* _YOUR INSTRUCTIONS_
Each entry needs to appear again, retyped exactly as it is below.
- - -
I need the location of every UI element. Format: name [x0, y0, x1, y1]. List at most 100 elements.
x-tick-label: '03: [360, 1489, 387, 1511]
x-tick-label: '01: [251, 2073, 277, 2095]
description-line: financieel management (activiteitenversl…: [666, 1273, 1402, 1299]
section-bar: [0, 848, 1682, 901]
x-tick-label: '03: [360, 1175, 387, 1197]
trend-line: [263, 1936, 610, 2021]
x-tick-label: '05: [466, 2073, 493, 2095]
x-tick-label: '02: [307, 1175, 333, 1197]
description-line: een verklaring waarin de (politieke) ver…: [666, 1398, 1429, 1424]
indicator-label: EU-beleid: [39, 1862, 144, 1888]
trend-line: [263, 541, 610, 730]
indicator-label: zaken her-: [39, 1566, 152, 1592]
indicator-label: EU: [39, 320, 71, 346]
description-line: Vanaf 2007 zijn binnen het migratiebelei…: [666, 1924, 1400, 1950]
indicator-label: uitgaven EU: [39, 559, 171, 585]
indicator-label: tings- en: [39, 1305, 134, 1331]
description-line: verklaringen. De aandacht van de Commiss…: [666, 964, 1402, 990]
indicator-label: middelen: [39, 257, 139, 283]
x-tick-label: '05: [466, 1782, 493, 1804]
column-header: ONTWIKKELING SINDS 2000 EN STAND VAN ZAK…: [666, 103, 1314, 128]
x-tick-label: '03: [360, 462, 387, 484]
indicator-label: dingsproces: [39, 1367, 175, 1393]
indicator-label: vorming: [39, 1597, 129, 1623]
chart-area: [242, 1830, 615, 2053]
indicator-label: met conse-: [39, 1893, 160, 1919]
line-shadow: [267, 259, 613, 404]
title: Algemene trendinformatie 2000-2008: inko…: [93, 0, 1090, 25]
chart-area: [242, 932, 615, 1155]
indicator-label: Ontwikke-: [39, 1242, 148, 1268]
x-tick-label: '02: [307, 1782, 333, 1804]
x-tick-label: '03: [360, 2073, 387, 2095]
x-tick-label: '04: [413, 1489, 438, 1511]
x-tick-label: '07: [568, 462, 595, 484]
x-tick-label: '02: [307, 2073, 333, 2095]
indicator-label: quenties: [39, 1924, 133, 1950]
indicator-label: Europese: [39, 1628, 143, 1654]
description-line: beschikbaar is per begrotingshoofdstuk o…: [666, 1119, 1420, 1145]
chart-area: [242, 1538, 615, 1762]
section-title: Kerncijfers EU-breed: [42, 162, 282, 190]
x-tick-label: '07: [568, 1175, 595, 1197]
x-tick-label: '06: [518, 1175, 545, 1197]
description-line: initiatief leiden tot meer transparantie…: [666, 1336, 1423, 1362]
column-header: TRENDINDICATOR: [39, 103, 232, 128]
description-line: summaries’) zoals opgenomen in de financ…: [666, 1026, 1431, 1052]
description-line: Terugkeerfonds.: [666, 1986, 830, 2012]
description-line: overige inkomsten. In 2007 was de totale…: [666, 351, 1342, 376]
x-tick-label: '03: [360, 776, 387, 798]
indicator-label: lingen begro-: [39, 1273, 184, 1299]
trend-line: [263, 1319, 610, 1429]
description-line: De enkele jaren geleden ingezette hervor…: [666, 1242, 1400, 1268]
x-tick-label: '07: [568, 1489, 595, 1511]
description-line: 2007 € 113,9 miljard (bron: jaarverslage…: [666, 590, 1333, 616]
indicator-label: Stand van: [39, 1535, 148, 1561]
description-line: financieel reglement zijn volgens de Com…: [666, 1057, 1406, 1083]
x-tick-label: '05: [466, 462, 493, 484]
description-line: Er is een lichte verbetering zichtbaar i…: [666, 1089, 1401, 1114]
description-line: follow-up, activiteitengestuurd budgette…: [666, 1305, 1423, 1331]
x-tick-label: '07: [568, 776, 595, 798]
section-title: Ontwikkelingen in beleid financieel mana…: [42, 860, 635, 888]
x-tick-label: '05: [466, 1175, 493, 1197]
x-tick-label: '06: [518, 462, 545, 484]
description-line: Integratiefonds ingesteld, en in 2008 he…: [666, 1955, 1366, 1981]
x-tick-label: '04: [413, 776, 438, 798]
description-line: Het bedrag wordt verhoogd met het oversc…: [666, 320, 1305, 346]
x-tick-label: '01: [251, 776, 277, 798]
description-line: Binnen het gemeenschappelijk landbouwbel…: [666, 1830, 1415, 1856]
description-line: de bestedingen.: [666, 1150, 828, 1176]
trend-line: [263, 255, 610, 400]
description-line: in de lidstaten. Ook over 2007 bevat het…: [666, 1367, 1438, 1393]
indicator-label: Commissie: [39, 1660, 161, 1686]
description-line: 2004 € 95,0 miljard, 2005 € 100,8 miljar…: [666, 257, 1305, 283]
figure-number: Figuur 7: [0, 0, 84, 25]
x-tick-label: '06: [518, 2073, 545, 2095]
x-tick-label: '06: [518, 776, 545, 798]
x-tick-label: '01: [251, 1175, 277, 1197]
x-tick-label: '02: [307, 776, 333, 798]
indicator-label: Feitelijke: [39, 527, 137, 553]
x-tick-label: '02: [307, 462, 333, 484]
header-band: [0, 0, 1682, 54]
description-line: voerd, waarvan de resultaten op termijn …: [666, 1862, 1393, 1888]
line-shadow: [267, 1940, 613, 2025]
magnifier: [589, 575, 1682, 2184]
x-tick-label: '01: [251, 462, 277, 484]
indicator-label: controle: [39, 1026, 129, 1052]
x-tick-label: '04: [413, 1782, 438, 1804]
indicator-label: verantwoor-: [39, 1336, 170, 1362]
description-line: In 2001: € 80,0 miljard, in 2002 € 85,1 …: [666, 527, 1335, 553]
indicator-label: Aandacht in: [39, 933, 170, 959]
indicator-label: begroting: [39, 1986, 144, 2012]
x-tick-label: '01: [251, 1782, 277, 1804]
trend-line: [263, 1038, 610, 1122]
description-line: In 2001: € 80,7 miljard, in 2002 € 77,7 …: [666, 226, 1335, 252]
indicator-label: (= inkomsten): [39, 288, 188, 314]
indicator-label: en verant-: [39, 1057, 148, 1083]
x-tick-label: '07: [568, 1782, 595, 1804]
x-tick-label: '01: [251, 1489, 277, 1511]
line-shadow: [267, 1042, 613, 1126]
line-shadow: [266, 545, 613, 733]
- - -
* _RESPONSE TO THE EXERCISE_
I need the location of every UI element. Format: name [x0, y0, x1, y1]. List at most 100 elements.
x-tick-label: '03: [360, 1489, 387, 1511]
x-tick-label: '01: [251, 2073, 277, 2095]
description-line: financieel management (activiteitenversl…: [666, 1273, 1402, 1299]
section-bar: [0, 848, 1682, 901]
x-tick-label: '03: [360, 1175, 387, 1197]
trend-line: [263, 1936, 610, 2021]
x-tick-label: '05: [466, 2073, 493, 2095]
x-tick-label: '02: [307, 1175, 333, 1197]
description-line: een verklaring waarin de (politieke) ver…: [666, 1398, 1429, 1424]
indicator-label: EU-beleid: [39, 1862, 144, 1888]
trend-line: [263, 541, 610, 730]
indicator-label: zaken her-: [39, 1566, 152, 1592]
indicator-label: EU: [39, 320, 71, 346]
description-line: Vanaf 2007 zijn binnen het migratiebelei…: [666, 1924, 1400, 1950]
indicator-label: uitgaven EU: [39, 559, 171, 585]
indicator-label: tings- en: [39, 1305, 134, 1331]
description-line: verklaringen. De aandacht van de Commiss…: [666, 964, 1402, 990]
indicator-label: middelen: [39, 257, 139, 283]
x-tick-label: '05: [466, 1782, 493, 1804]
column-header: ONTWIKKELING SINDS 2000 EN STAND VAN ZAK…: [666, 103, 1314, 128]
x-tick-label: '03: [360, 462, 387, 484]
indicator-label: dingsproces: [39, 1367, 175, 1393]
indicator-label: vorming: [39, 1597, 129, 1623]
chart-area: [242, 1830, 615, 2053]
indicator-label: met conse-: [39, 1893, 160, 1919]
line-shadow: [267, 259, 613, 404]
title: Algemene trendinformatie 2000-2008: inko…: [93, 0, 1090, 25]
chart-area: [242, 932, 615, 1155]
indicator-label: Ontwikke-: [39, 1242, 148, 1268]
x-tick-label: '02: [307, 1782, 333, 1804]
x-tick-label: '03: [360, 2073, 387, 2095]
x-tick-label: '04: [413, 1489, 438, 1511]
x-tick-label: '07: [568, 462, 595, 484]
x-tick-label: '02: [307, 2073, 333, 2095]
indicator-label: quenties: [39, 1924, 133, 1950]
indicator-label: Europese: [39, 1628, 143, 1654]
description-line: beschikbaar is per begrotingshoofdstuk o…: [666, 1119, 1420, 1145]
chart-area: [242, 1538, 615, 1762]
section-title: Kerncijfers EU-breed: [42, 162, 282, 190]
x-tick-label: '07: [568, 1175, 595, 1197]
x-tick-label: '06: [518, 1175, 545, 1197]
description-line: initiatief leiden tot meer transparantie…: [666, 1336, 1423, 1362]
column-header: TRENDINDICATOR: [39, 103, 232, 128]
description-line: summaries’) zoals opgenomen in de financ…: [666, 1026, 1431, 1052]
description-line: Terugkeerfonds.: [666, 1986, 830, 2012]
description-line: overige inkomsten. In 2007 was de totale…: [666, 351, 1342, 376]
x-tick-label: '03: [360, 776, 387, 798]
indicator-label: lingen begro-: [39, 1273, 184, 1299]
trend-line: [263, 1319, 610, 1429]
description-line: De enkele jaren geleden ingezette hervor…: [666, 1242, 1400, 1268]
x-tick-label: '07: [568, 1489, 595, 1511]
description-line: 2007 € 113,9 miljard (bron: jaarverslage…: [666, 590, 1333, 616]
indicator-label: Stand van: [39, 1535, 148, 1561]
description-line: financieel reglement zijn volgens de Com…: [666, 1057, 1406, 1083]
x-tick-label: '05: [466, 462, 493, 484]
description-line: Er is een lichte verbetering zichtbaar i…: [666, 1089, 1401, 1114]
description-line: follow-up, activiteitengestuurd budgette…: [666, 1305, 1423, 1331]
x-tick-label: '07: [568, 776, 595, 798]
section-title: Ontwikkelingen in beleid financieel mana…: [42, 860, 635, 888]
x-tick-label: '05: [466, 1175, 493, 1197]
x-tick-label: '06: [518, 462, 545, 484]
description-line: Integratiefonds ingesteld, en in 2008 he…: [666, 1955, 1366, 1981]
x-tick-label: '04: [413, 776, 438, 798]
description-line: Het bedrag wordt verhoogd met het oversc…: [666, 320, 1305, 346]
x-tick-label: '01: [251, 776, 277, 798]
description-line: Binnen het gemeenschappelijk landbouwbel…: [666, 1830, 1415, 1856]
description-line: de bestedingen.: [666, 1150, 828, 1176]
trend-line: [263, 255, 610, 400]
description-line: in de lidstaten. Ook over 2007 bevat het…: [666, 1367, 1438, 1393]
indicator-label: Commissie: [39, 1660, 161, 1686]
description-line: 2004 € 95,0 miljard, 2005 € 100,8 miljar…: [666, 257, 1305, 283]
figure-number: Figuur 7: [0, 0, 84, 25]
x-tick-label: '06: [518, 2073, 545, 2095]
x-tick-label: '06: [518, 776, 545, 798]
x-tick-label: '01: [251, 1175, 277, 1197]
x-tick-label: '02: [307, 776, 333, 798]
indicator-label: Feitelijke: [39, 527, 137, 553]
x-tick-label: '02: [307, 462, 333, 484]
header-band: [0, 0, 1682, 54]
description-line: voerd, waarvan de resultaten op termijn …: [666, 1862, 1393, 1888]
line-shadow: [267, 1940, 613, 2025]
magnifier: [589, 575, 1682, 2184]
x-tick-label: '01: [251, 462, 277, 484]
indicator-label: controle: [39, 1026, 129, 1052]
x-tick-label: '04: [413, 1782, 438, 1804]
indicator-label: verantwoor-: [39, 1336, 170, 1362]
description-line: In 2001: € 80,0 miljard, in 2002 € 85,1 …: [666, 527, 1335, 553]
indicator-label: Aandacht in: [39, 933, 170, 959]
indicator-label: begroting: [39, 1986, 144, 2012]
x-tick-label: '01: [251, 1782, 277, 1804]
trend-line: [263, 1038, 610, 1122]
description-line: In 2001: € 80,7 miljard, in 2002 € 77,7 …: [666, 226, 1335, 252]
indicator-label: (= inkomsten): [39, 288, 188, 314]
indicator-label: en verant-: [39, 1057, 148, 1083]
x-tick-label: '07: [568, 1782, 595, 1804]
x-tick-label: '01: [251, 1489, 277, 1511]
line-shadow: [267, 1042, 613, 1126]
line-shadow: [266, 545, 613, 733]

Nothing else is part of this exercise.